** What is needed **
From the records below, copy out every line that contains the string "move".
## begin
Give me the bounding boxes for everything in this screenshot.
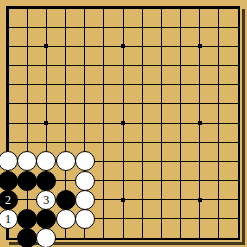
star-point (198, 44, 202, 48)
grid-line-horizontal (8, 142, 238, 143)
grid-line-vertical (218, 8, 219, 238)
stone-white[interactable] (75, 151, 95, 171)
stone-white[interactable]: 3 (36, 190, 56, 210)
stone-white[interactable]: 1 (0, 209, 18, 229)
stone-white[interactable] (75, 171, 95, 191)
stone-black[interactable] (56, 190, 76, 210)
stone-white[interactable] (75, 190, 95, 210)
stone-white[interactable] (56, 151, 76, 171)
stone-black[interactable]: 2 (0, 190, 18, 210)
move-number: 3 (43, 194, 49, 206)
stone-black[interactable] (36, 171, 56, 191)
star-point (44, 44, 48, 48)
star-point (121, 198, 125, 202)
grid-line-vertical (142, 8, 143, 238)
move-number: 2 (5, 194, 11, 206)
grid-line-vertical (161, 8, 162, 238)
star-point (121, 44, 125, 48)
star-point (44, 121, 48, 125)
stone-black[interactable] (17, 171, 37, 191)
go-diagram: 231 (0, 0, 247, 247)
stone-black[interactable] (17, 228, 37, 247)
stone-black[interactable] (17, 209, 37, 229)
star-point (198, 121, 202, 125)
star-point (121, 121, 125, 125)
stone-white[interactable] (75, 209, 95, 229)
stone-white[interactable] (56, 209, 76, 229)
star-point (198, 198, 202, 202)
board-shadow-right (242, 9, 245, 242)
grid-line-vertical (180, 8, 181, 238)
move-number: 1 (5, 213, 11, 225)
grid-line-vertical (238, 8, 239, 238)
stone-white[interactable] (36, 228, 56, 247)
stone-black[interactable] (0, 171, 18, 191)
## end
** Solved problem **
move-number: 3 (43, 194, 49, 206)
move-number: 2 (5, 194, 11, 206)
move-number: 1 (5, 213, 11, 225)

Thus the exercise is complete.